— What you should do —
Print the records below exactly, and do not carry over any picture.

Records shown section start

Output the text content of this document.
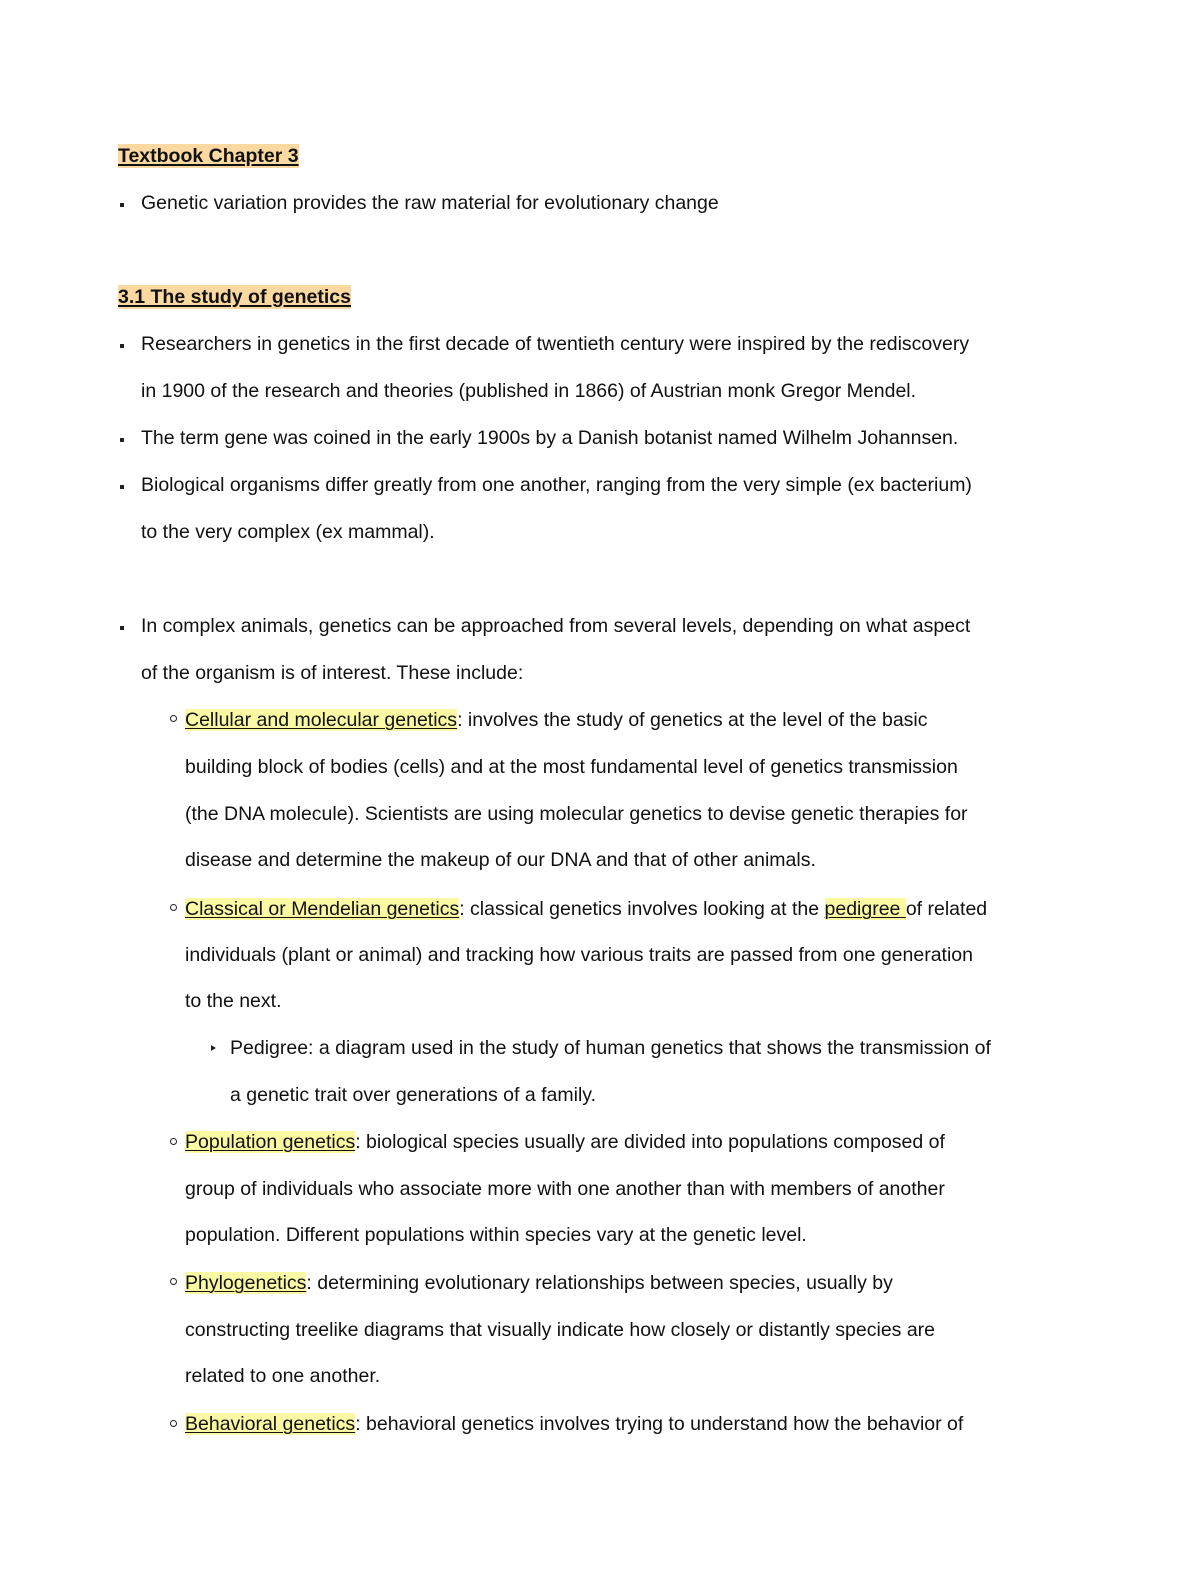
Textbook Chapter 3
Genetic variation provides the raw material for evolutionary change
3.1 The study of genetics
Researchers in genetics in the first decade of twentieth century were inspired by the rediscovery
in 1900 of the research and theories (published in 1866) of Austrian monk Gregor Mendel.
The term gene was coined in the early 1900s by a Danish botanist named Wilhelm Johannsen.
Biological organisms differ greatly from one another, ranging from the very simple (ex bacterium)
to the very complex (ex mammal).
In complex animals, genetics can be approached from several levels, depending on what aspect
of the organism is of interest. These include:
Cellular and molecular genetics: involves the study of genetics at the level of the basic
building block of bodies (cells) and at the most fundamental level of genetics transmission
(the DNA molecule). Scientists are using molecular genetics to devise genetic therapies for
disease and determine the makeup of our DNA and that of other animals.
Classical or Mendelian genetics: classical genetics involves looking at the pedigree of related
individuals (plant or animal) and tracking how various traits are passed from one generation
to the next.
Pedigree: a diagram used in the study of human genetics that shows the transmission of
a genetic trait over generations of a family.
Population genetics: biological species usually are divided into populations composed of
group of individuals who associate more with one another than with members of another
population. Different populations within species vary at the genetic level.
Phylogenetics: determining evolutionary relationships between species, usually by
constructing treelike diagrams that visually indicate how closely or distantly species are
related to one another.
Behavioral genetics: behavioral genetics involves trying to understand how the behavior of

Records shown section end

— Answer space —
Output the text content of this document.
Textbook Chapter 3
Genetic variation provides the raw material for evolutionary change
3.1 The study of genetics
Researchers in genetics in the first decade of twentieth century were inspired by the rediscovery
in 1900 of the research and theories (published in 1866) of Austrian monk Gregor Mendel.
The term gene was coined in the early 1900s by a Danish botanist named Wilhelm Johannsen.
Biological organisms differ greatly from one another, ranging from the very simple (ex bacterium)
to the very complex (ex mammal).
In complex animals, genetics can be approached from several levels, depending on what aspect
of the organism is of interest. These include:
Cellular and molecular genetics: involves the study of genetics at the level of the basic
building block of bodies (cells) and at the most fundamental level of genetics transmission
(the DNA molecule). Scientists are using molecular genetics to devise genetic therapies for
disease and determine the makeup of our DNA and that of other animals.
Classical or Mendelian genetics: classical genetics involves looking at the pedigree of related
individuals (plant or animal) and tracking how various traits are passed from one generation
to the next.
Pedigree: a diagram used in the study of human genetics that shows the transmission of
a genetic trait over generations of a family.
Population genetics: biological species usually are divided into populations composed of
group of individuals who associate more with one another than with members of another
population. Different populations within species vary at the genetic level.
Phylogenetics: determining evolutionary relationships between species, usually by
constructing treelike diagrams that visually indicate how closely or distantly species are
related to one another.
Behavioral genetics: behavioral genetics involves trying to understand how the behavior of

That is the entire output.